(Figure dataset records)

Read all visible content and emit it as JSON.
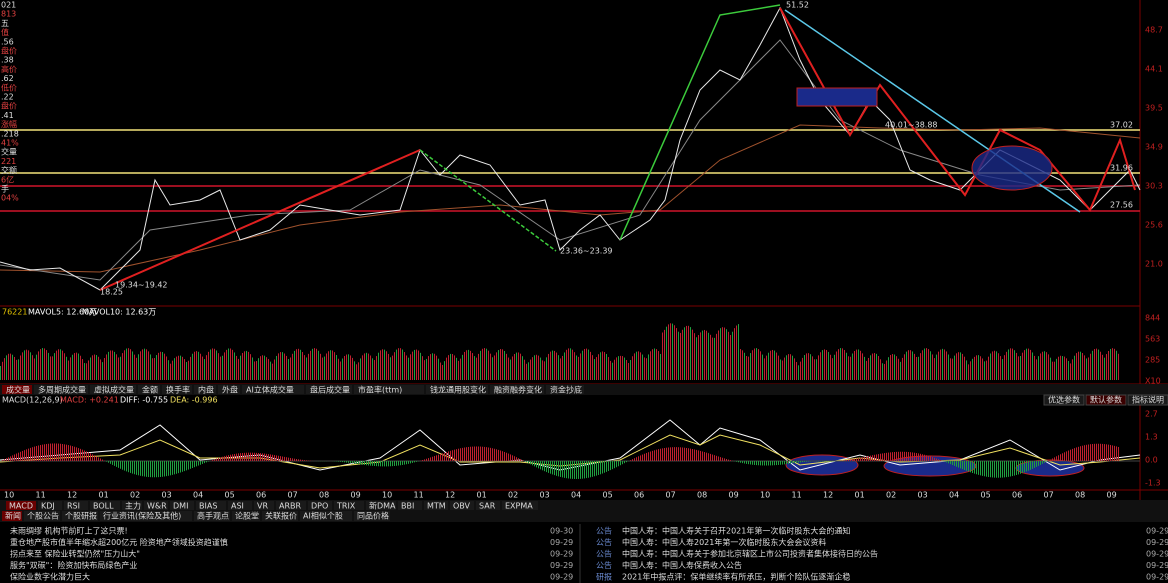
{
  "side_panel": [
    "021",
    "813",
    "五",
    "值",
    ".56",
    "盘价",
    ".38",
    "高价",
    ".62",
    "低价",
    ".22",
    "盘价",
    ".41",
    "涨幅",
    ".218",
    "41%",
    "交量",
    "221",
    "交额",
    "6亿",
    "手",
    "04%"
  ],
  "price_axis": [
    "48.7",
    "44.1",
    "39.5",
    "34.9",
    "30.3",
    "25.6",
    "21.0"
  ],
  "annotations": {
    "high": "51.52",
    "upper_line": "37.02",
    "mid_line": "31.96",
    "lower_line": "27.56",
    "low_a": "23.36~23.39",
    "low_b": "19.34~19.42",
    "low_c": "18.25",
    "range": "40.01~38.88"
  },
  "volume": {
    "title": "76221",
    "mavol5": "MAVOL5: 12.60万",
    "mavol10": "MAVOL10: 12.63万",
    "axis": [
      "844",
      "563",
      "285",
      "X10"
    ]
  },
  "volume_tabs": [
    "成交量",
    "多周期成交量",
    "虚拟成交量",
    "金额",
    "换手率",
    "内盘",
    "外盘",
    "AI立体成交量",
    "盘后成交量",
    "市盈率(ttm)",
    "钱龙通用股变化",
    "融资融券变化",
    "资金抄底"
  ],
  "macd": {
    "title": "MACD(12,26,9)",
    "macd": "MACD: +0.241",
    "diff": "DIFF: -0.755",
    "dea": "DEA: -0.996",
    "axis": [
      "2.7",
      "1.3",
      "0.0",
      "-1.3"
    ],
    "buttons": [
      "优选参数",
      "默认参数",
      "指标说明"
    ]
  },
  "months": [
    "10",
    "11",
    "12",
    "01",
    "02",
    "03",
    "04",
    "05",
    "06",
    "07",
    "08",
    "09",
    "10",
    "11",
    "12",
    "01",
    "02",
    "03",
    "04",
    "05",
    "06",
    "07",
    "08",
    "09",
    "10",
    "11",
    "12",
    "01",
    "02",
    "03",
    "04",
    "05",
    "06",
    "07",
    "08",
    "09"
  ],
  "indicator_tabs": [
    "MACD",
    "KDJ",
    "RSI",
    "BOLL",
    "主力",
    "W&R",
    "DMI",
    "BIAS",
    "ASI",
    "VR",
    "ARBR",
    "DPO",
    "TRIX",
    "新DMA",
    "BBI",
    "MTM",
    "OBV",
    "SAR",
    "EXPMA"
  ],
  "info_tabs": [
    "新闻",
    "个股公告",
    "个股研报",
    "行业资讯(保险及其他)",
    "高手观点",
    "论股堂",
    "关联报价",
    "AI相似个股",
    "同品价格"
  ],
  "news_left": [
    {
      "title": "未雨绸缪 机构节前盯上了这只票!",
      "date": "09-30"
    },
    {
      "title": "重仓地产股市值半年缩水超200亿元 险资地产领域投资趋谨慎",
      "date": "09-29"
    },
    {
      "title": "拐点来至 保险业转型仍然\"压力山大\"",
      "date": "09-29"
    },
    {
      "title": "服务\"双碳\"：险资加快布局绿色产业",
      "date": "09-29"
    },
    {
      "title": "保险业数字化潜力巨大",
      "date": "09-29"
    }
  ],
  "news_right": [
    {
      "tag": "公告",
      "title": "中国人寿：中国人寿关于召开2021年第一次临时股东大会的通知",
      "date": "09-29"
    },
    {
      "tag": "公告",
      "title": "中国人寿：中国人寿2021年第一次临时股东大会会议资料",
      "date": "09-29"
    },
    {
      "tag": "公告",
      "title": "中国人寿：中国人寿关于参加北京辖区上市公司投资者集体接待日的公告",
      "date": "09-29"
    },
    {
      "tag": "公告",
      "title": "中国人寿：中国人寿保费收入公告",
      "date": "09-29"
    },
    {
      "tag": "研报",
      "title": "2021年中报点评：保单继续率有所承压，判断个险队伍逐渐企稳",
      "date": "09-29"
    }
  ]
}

» PROBLEM STATEMENT:
All of the lines above should be retyped precisely, apart from the pictures.

» SOLUTION TO THIS TASK:
Read all visible content and emit it as JSON.
{
  "side_panel": [
    "021",
    "813",
    "五",
    "值",
    ".56",
    "盘价",
    ".38",
    "高价",
    ".62",
    "低价",
    ".22",
    "盘价",
    ".41",
    "涨幅",
    ".218",
    "41%",
    "交量",
    "221",
    "交额",
    "6亿",
    "手",
    "04%"
  ],
  "price_axis": [
    "48.7",
    "44.1",
    "39.5",
    "34.9",
    "30.3",
    "25.6",
    "21.0"
  ],
  "annotations": {
    "high": "51.52",
    "upper_line": "37.02",
    "mid_line": "31.96",
    "lower_line": "27.56",
    "low_a": "23.36~23.39",
    "low_b": "19.34~19.42",
    "low_c": "18.25",
    "range": "40.01~38.88"
  },
  "volume": {
    "title": "76221",
    "mavol5": "MAVOL5: 12.60万",
    "mavol10": "MAVOL10: 12.63万",
    "axis": [
      "844",
      "563",
      "285",
      "X10"
    ]
  },
  "volume_tabs": [
    "成交量",
    "多周期成交量",
    "虚拟成交量",
    "金额",
    "换手率",
    "内盘",
    "外盘",
    "AI立体成交量",
    "盘后成交量",
    "市盈率(ttm)",
    "钱龙通用股变化",
    "融资融券变化",
    "资金抄底"
  ],
  "macd": {
    "title": "MACD(12,26,9)",
    "macd": "MACD: +0.241",
    "diff": "DIFF: -0.755",
    "dea": "DEA: -0.996",
    "axis": [
      "2.7",
      "1.3",
      "0.0",
      "-1.3"
    ],
    "buttons": [
      "优选参数",
      "默认参数",
      "指标说明"
    ]
  },
  "months": [
    "10",
    "11",
    "12",
    "01",
    "02",
    "03",
    "04",
    "05",
    "06",
    "07",
    "08",
    "09",
    "10",
    "11",
    "12",
    "01",
    "02",
    "03",
    "04",
    "05",
    "06",
    "07",
    "08",
    "09",
    "10",
    "11",
    "12",
    "01",
    "02",
    "03",
    "04",
    "05",
    "06",
    "07",
    "08",
    "09"
  ],
  "indicator_tabs": [
    "MACD",
    "KDJ",
    "RSI",
    "BOLL",
    "主力",
    "W&R",
    "DMI",
    "BIAS",
    "ASI",
    "VR",
    "ARBR",
    "DPO",
    "TRIX",
    "新DMA",
    "BBI",
    "MTM",
    "OBV",
    "SAR",
    "EXPMA"
  ],
  "info_tabs": [
    "新闻",
    "个股公告",
    "个股研报",
    "行业资讯(保险及其他)",
    "高手观点",
    "论股堂",
    "关联报价",
    "AI相似个股",
    "同品价格"
  ],
  "news_left": [
    {
      "title": "未雨绸缪 机构节前盯上了这只票!",
      "date": "09-30"
    },
    {
      "title": "重仓地产股市值半年缩水超200亿元 险资地产领域投资趋谨慎",
      "date": "09-29"
    },
    {
      "title": "拐点来至 保险业转型仍然\"压力山大\"",
      "date": "09-29"
    },
    {
      "title": "服务\"双碳\"：险资加快布局绿色产业",
      "date": "09-29"
    },
    {
      "title": "保险业数字化潜力巨大",
      "date": "09-29"
    }
  ],
  "news_right": [
    {
      "tag": "公告",
      "title": "中国人寿：中国人寿关于召开2021年第一次临时股东大会的通知",
      "date": "09-29"
    },
    {
      "tag": "公告",
      "title": "中国人寿：中国人寿2021年第一次临时股东大会会议资料",
      "date": "09-29"
    },
    {
      "tag": "公告",
      "title": "中国人寿：中国人寿关于参加北京辖区上市公司投资者集体接待日的公告",
      "date": "09-29"
    },
    {
      "tag": "公告",
      "title": "中国人寿：中国人寿保费收入公告",
      "date": "09-29"
    },
    {
      "tag": "研报",
      "title": "2021年中报点评：保单继续率有所承压，判断个险队伍逐渐企稳",
      "date": "09-29"
    }
  ]
}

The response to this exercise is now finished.